[GOAL OF THE EXERCISE] Count how many lines of the material below have the word "arrow" and give only the number.

[SUPPLIED DATA]

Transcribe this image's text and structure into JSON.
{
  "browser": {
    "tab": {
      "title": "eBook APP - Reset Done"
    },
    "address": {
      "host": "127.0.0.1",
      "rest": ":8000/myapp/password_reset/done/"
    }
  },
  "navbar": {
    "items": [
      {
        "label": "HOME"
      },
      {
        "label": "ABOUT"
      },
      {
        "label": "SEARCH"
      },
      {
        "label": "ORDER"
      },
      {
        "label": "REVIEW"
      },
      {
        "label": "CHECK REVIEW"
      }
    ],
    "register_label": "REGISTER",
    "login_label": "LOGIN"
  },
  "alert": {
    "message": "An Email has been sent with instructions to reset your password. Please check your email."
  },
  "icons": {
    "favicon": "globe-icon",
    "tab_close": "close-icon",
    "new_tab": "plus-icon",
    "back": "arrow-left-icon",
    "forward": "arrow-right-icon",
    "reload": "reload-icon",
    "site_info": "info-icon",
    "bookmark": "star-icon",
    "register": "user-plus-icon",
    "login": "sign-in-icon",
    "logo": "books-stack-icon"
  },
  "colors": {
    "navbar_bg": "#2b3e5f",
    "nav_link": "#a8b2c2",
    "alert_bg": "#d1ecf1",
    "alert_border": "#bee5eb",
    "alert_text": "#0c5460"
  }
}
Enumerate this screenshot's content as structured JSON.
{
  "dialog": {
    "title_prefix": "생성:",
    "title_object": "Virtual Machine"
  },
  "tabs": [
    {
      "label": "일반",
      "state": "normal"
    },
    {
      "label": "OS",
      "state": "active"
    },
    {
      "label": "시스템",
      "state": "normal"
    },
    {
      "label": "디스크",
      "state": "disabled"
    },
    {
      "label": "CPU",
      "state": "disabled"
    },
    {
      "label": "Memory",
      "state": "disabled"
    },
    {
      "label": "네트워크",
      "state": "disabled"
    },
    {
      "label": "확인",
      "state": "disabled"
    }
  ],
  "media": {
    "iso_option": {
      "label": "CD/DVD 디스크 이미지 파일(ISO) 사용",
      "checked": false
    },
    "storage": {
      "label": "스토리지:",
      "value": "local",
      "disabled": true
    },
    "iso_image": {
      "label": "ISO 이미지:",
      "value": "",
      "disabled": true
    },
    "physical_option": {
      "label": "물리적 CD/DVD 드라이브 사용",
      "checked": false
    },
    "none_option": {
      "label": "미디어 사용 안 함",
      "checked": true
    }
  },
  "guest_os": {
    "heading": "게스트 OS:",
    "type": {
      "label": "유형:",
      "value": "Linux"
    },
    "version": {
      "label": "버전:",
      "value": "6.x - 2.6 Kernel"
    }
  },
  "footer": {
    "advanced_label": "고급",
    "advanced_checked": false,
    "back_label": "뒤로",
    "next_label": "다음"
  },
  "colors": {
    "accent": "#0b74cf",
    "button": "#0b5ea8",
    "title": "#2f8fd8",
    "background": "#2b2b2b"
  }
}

[THE RESULT] 2